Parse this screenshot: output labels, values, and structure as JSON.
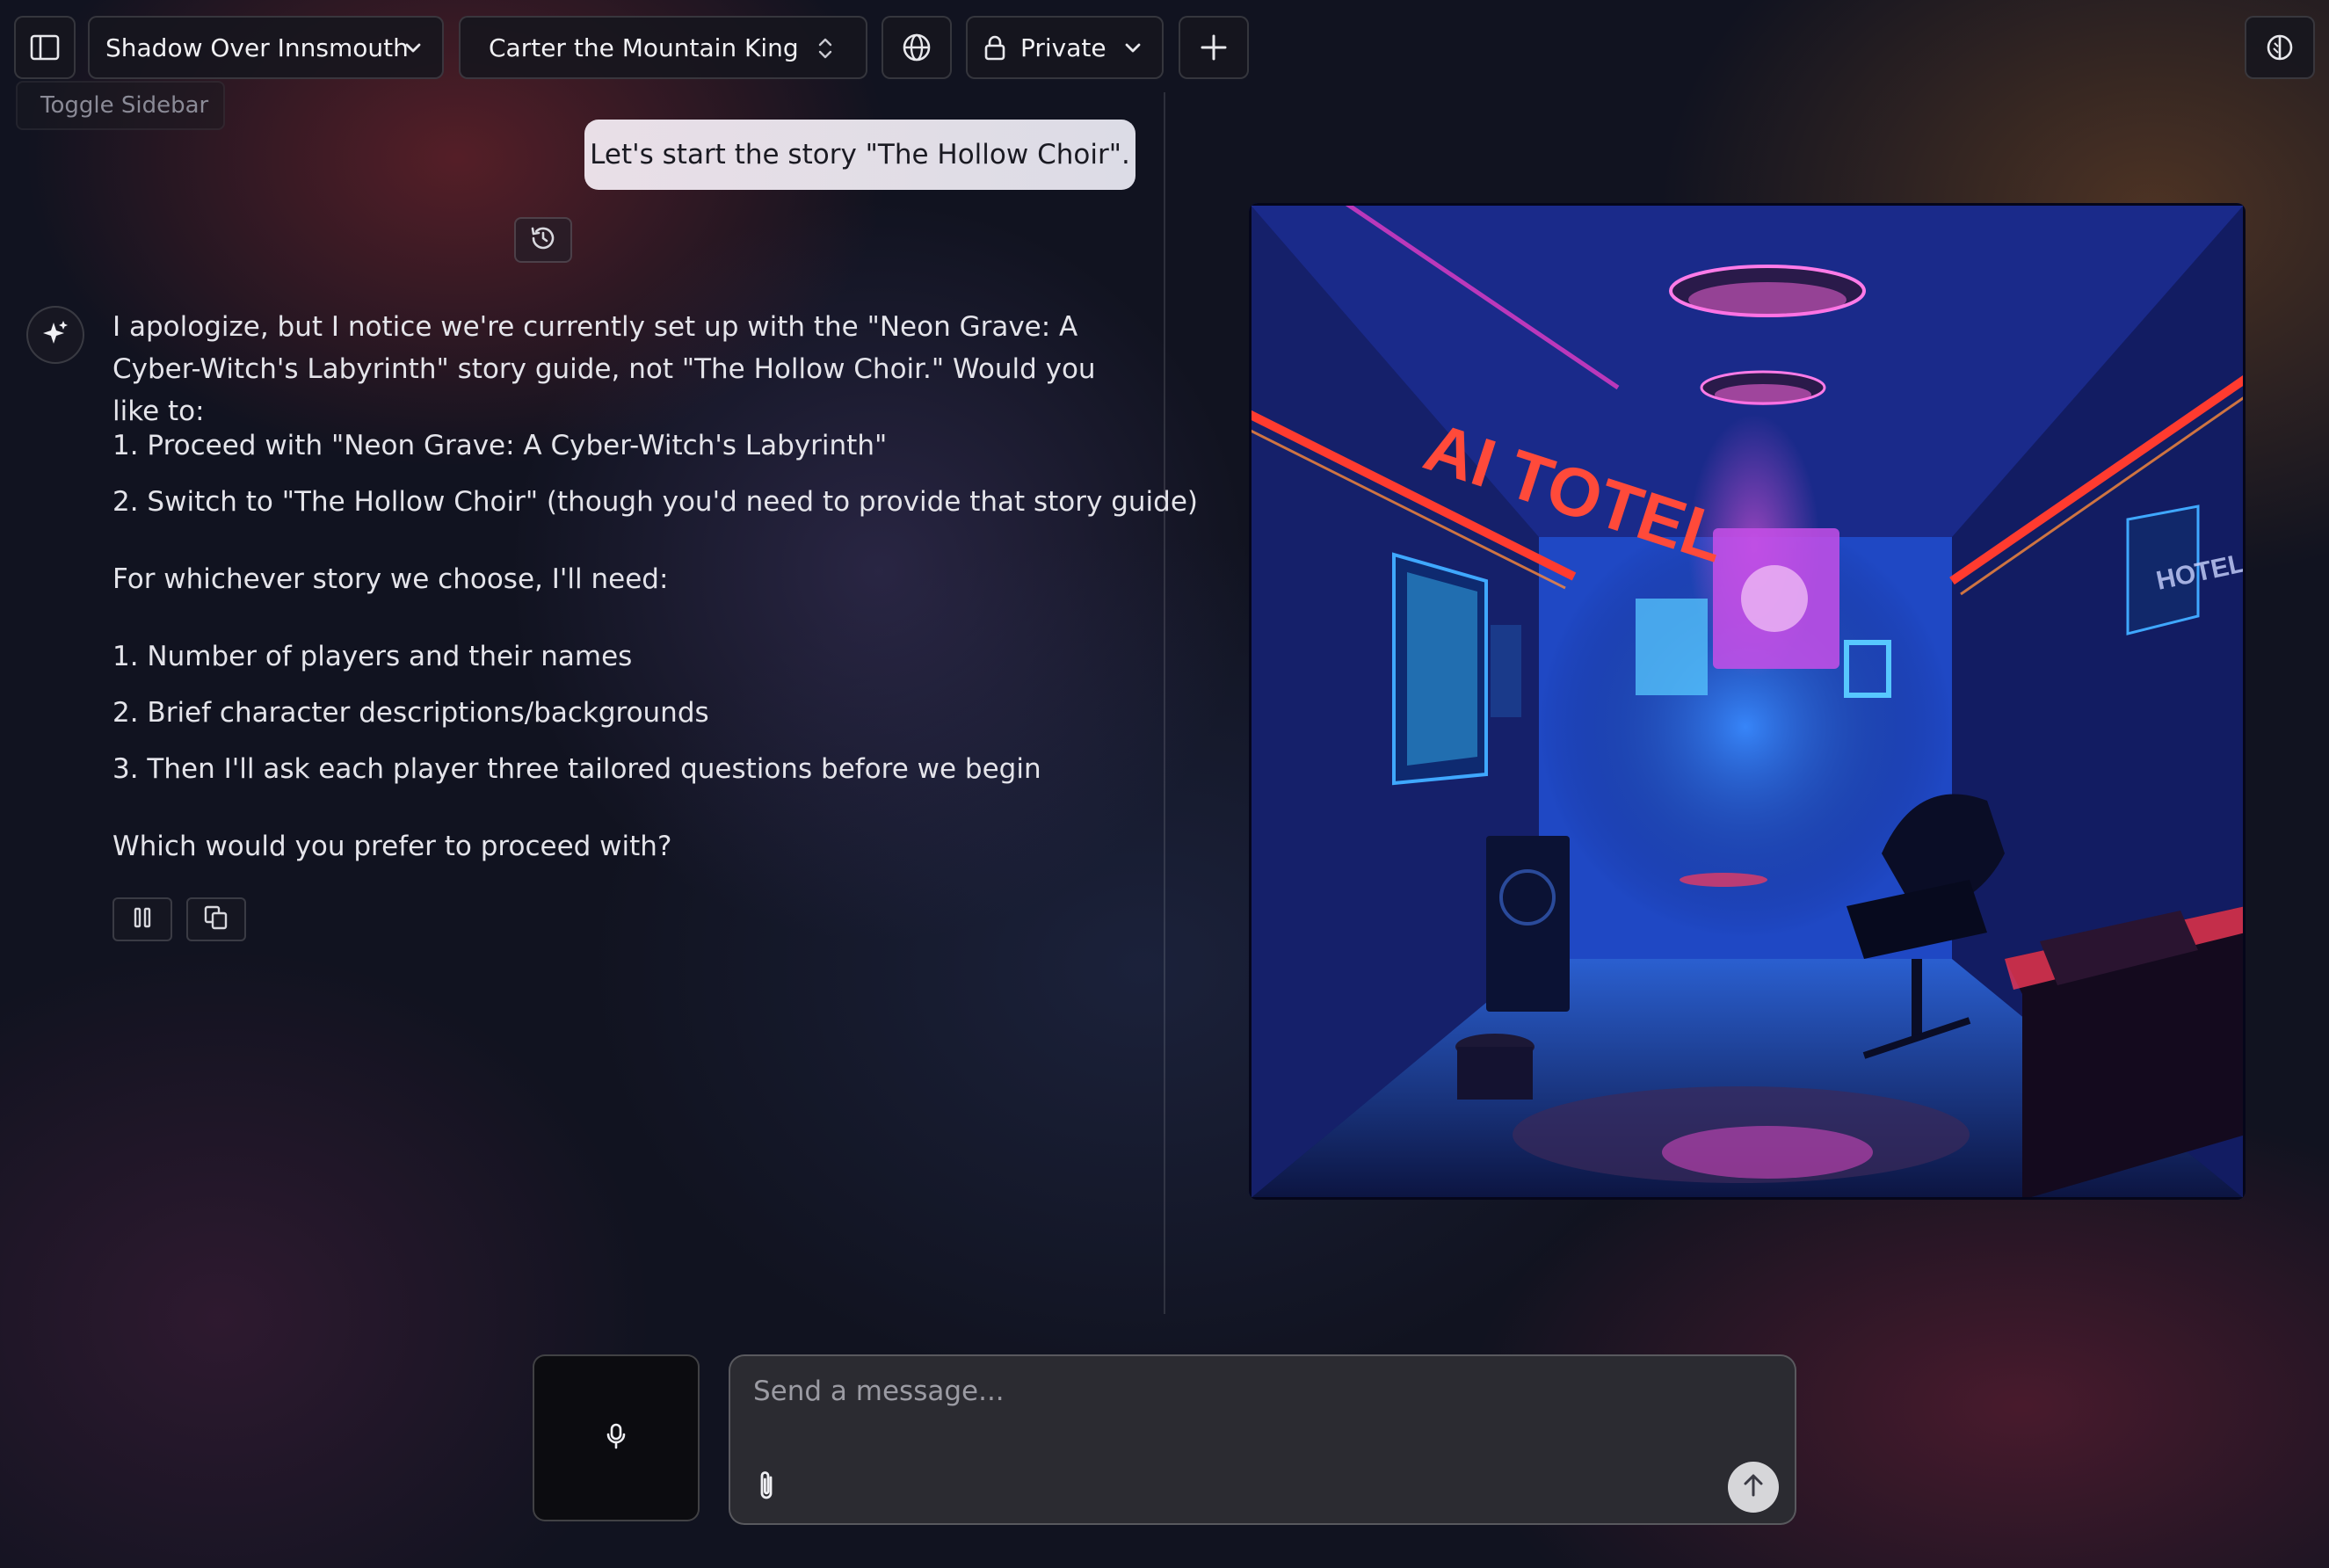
{
  "toolbar": {
    "chat_title": "Shadow Over Innsmouth",
    "character_name": "Carter the Mountain King",
    "visibility_label": "Private",
    "sidebar_tooltip": "Toggle Sidebar"
  },
  "conversation": {
    "user_message": "Let's start the story \"The Hollow Choir\".",
    "assistant": {
      "intro": "I apologize, but I notice we're currently set up with the \"Neon Grave: A Cyber-Witch's Labyrinth\" story guide, not \"The Hollow Choir.\" Would you like to:",
      "options": [
        "1. Proceed with \"Neon Grave: A Cyber-Witch's Labyrinth\"",
        "2. Switch to \"The Hollow Choir\" (though you'd need to provide that story guide)"
      ],
      "needs_heading": "For whichever story we choose, I'll need:",
      "needs": [
        "1. Number of players and their names",
        "2. Brief character descriptions/backgrounds",
        "3. Then I'll ask each player three tailored questions before we begin"
      ],
      "closing": "Which would you prefer to proceed with?"
    }
  },
  "scene_image": {
    "sign_text": "AI TOTEL",
    "sign_text_2": "HOTEL"
  },
  "composer": {
    "placeholder": "Send a message..."
  },
  "icons": {
    "sidebar": "sidebar-icon",
    "chevron": "chevron-down-icon",
    "updown": "chevron-updown-icon",
    "globe": "globe-icon",
    "lock": "lock-icon",
    "plus": "plus-icon",
    "theme": "theme-toggle-icon",
    "history": "history-icon",
    "sparkle": "sparkle-icon",
    "pause": "pause-icon",
    "copy": "copy-icon",
    "mic": "microphone-icon",
    "attach": "paperclip-icon",
    "send": "arrow-up-icon"
  },
  "colors": {
    "neon_red": "#ff3b2f",
    "neon_blue": "#2aa8ff",
    "neon_pink": "#ff3fd0"
  }
}
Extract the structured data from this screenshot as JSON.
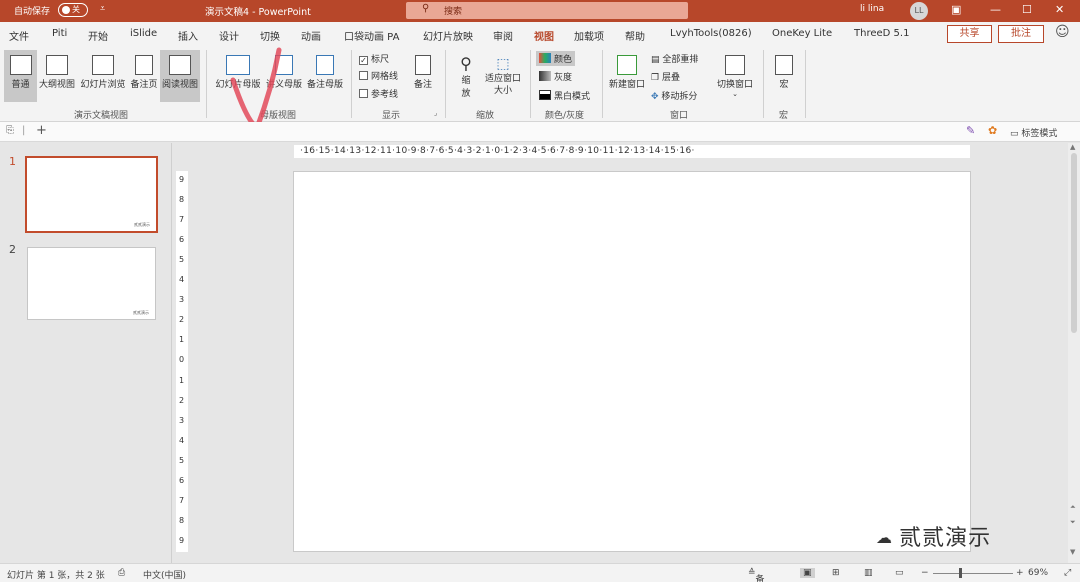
{
  "titlebar": {
    "autosave_label": "自动保存",
    "autosave_state": "关",
    "qat_icon": "qat-dropdown-icon",
    "doc_title": "演示文稿4  -  PowerPoint",
    "search_placeholder": "搜索",
    "user_name": "li lina",
    "user_initials": "LL",
    "accent_color": "#b7472a"
  },
  "tabs": [
    "文件",
    "Piti",
    "开始",
    "iSlide",
    "插入",
    "设计",
    "切换",
    "动画",
    "口袋动画 PA",
    "幻灯片放映",
    "审阅",
    "视图",
    "加载项",
    "帮助",
    "LvyhTools(0826)",
    "OneKey Lite",
    "ThreeD 5.1"
  ],
  "active_tab": "视图",
  "share_label": "共享",
  "comment_label": "批注",
  "ribbon": {
    "presentation_views": {
      "group_label": "演示文稿视图",
      "buttons": [
        "普通",
        "大纲视图",
        "幻灯片浏览",
        "备注页",
        "阅读视图"
      ]
    },
    "master_views": {
      "group_label": "母版视图",
      "buttons": [
        "幻灯片母版",
        "讲义母版",
        "备注母版"
      ]
    },
    "show": {
      "group_label": "显示",
      "checkboxes": [
        {
          "label": "标尺",
          "checked": true
        },
        {
          "label": "网格线",
          "checked": false
        },
        {
          "label": "参考线",
          "checked": false
        }
      ],
      "notes_label": "备注"
    },
    "zoom": {
      "group_label": "缩放",
      "zoom_label": "缩放",
      "fit_label": "适应窗口大小"
    },
    "color": {
      "group_label": "颜色/灰度",
      "options": [
        "颜色",
        "灰度",
        "黑白模式"
      ]
    },
    "window": {
      "group_label": "窗口",
      "new_window": "新建窗口",
      "arrange_all": "全部重排",
      "cascade": "层叠",
      "move_split": "移动拆分",
      "switch_window": "切换窗口"
    },
    "macros": {
      "group_label": "宏",
      "macro_label": "宏"
    }
  },
  "subbar": {
    "tag_mode_label": "标签模式"
  },
  "ruler": {
    "horizontal": "·16·15·14·13·12·11·10·9·8·7·6·5·4·3·2·1·0·1·2·3·4·5·6·7·8·9·10·11·12·13·14·15·16·",
    "vertical": [
      "9",
      "8",
      "7",
      "6",
      "5",
      "4",
      "3",
      "2",
      "1",
      "0",
      "1",
      "2",
      "3",
      "4",
      "5",
      "6",
      "7",
      "8",
      "9"
    ]
  },
  "slides": [
    {
      "number": "1",
      "caption": "贰贰演示"
    },
    {
      "number": "2",
      "caption": "贰贰演示"
    }
  ],
  "watermark": "贰贰演示",
  "statusbar": {
    "slide_info": "幻灯片 第 1 张，共 2 张",
    "language": "中文(中国)",
    "notes_label": "备注",
    "zoom_level": "69%"
  }
}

===

▶ _TASK DETAILS_: Give all the entries again exactly, dropping each picture.

▶ _OUTPUT_:
Parse this screenshot: output labels, values, and structure as JSON.
{
  "toolbar": {
    "chat_title": "Shadow Over Innsmouth",
    "character_name": "Carter the Mountain King",
    "visibility_label": "Private",
    "sidebar_tooltip": "Toggle Sidebar"
  },
  "conversation": {
    "user_message": "Let's start the story \"The Hollow Choir\".",
    "assistant": {
      "intro": "I apologize, but I notice we're currently set up with the \"Neon Grave: A Cyber-Witch's Labyrinth\" story guide, not \"The Hollow Choir.\" Would you like to:",
      "options": [
        "1. Proceed with \"Neon Grave: A Cyber-Witch's Labyrinth\"",
        "2. Switch to \"The Hollow Choir\" (though you'd need to provide that story guide)"
      ],
      "needs_heading": "For whichever story we choose, I'll need:",
      "needs": [
        "1. Number of players and their names",
        "2. Brief character descriptions/backgrounds",
        "3. Then I'll ask each player three tailored questions before we begin"
      ],
      "closing": "Which would you prefer to proceed with?"
    }
  },
  "scene_image": {
    "sign_text": "AI TOTEL",
    "sign_text_2": "HOTEL"
  },
  "composer": {
    "placeholder": "Send a message..."
  },
  "icons": {
    "sidebar": "sidebar-icon",
    "chevron": "chevron-down-icon",
    "updown": "chevron-updown-icon",
    "globe": "globe-icon",
    "lock": "lock-icon",
    "plus": "plus-icon",
    "theme": "theme-toggle-icon",
    "history": "history-icon",
    "sparkle": "sparkle-icon",
    "pause": "pause-icon",
    "copy": "copy-icon",
    "mic": "microphone-icon",
    "attach": "paperclip-icon",
    "send": "arrow-up-icon"
  },
  "colors": {
    "neon_red": "#ff3b2f",
    "neon_blue": "#2aa8ff",
    "neon_pink": "#ff3fd0"
  }
}
Extract the structured data from this screenshot as JSON.
{
  "titlebar": {
    "autosave_label": "自动保存",
    "autosave_state": "关",
    "qat_icon": "qat-dropdown-icon",
    "doc_title": "演示文稿4  -  PowerPoint",
    "search_placeholder": "搜索",
    "user_name": "li lina",
    "user_initials": "LL",
    "accent_color": "#b7472a"
  },
  "tabs": [
    "文件",
    "Piti",
    "开始",
    "iSlide",
    "插入",
    "设计",
    "切换",
    "动画",
    "口袋动画 PA",
    "幻灯片放映",
    "审阅",
    "视图",
    "加载项",
    "帮助",
    "LvyhTools(0826)",
    "OneKey Lite",
    "ThreeD 5.1"
  ],
  "active_tab": "视图",
  "share_label": "共享",
  "comment_label": "批注",
  "ribbon": {
    "presentation_views": {
      "group_label": "演示文稿视图",
      "buttons": [
        "普通",
        "大纲视图",
        "幻灯片浏览",
        "备注页",
        "阅读视图"
      ]
    },
    "master_views": {
      "group_label": "母版视图",
      "buttons": [
        "幻灯片母版",
        "讲义母版",
        "备注母版"
      ]
    },
    "show": {
      "group_label": "显示",
      "checkboxes": [
        {
          "label": "标尺",
          "checked": true
        },
        {
          "label": "网格线",
          "checked": false
        },
        {
          "label": "参考线",
          "checked": false
        }
      ],
      "notes_label": "备注"
    },
    "zoom": {
      "group_label": "缩放",
      "zoom_label": "缩放",
      "fit_label": "适应窗口大小"
    },
    "color": {
      "group_label": "颜色/灰度",
      "options": [
        "颜色",
        "灰度",
        "黑白模式"
      ]
    },
    "window": {
      "group_label": "窗口",
      "new_window": "新建窗口",
      "arrange_all": "全部重排",
      "cascade": "层叠",
      "move_split": "移动拆分",
      "switch_window": "切换窗口"
    },
    "macros": {
      "group_label": "宏",
      "macro_label": "宏"
    }
  },
  "subbar": {
    "tag_mode_label": "标签模式"
  },
  "ruler": {
    "horizontal": "·16·15·14·13·12·11·10·9·8·7·6·5·4·3·2·1·0·1·2·3·4·5·6·7·8·9·10·11·12·13·14·15·16·",
    "vertical": [
      "9",
      "8",
      "7",
      "6",
      "5",
      "4",
      "3",
      "2",
      "1",
      "0",
      "1",
      "2",
      "3",
      "4",
      "5",
      "6",
      "7",
      "8",
      "9"
    ]
  },
  "slides": [
    {
      "number": "1",
      "caption": "贰贰演示"
    },
    {
      "number": "2",
      "caption": "贰贰演示"
    }
  ],
  "watermark": "贰贰演示",
  "statusbar": {
    "slide_info": "幻灯片 第 1 张，共 2 张",
    "language": "中文(中国)",
    "notes_label": "备注",
    "zoom_level": "69%"
  }
}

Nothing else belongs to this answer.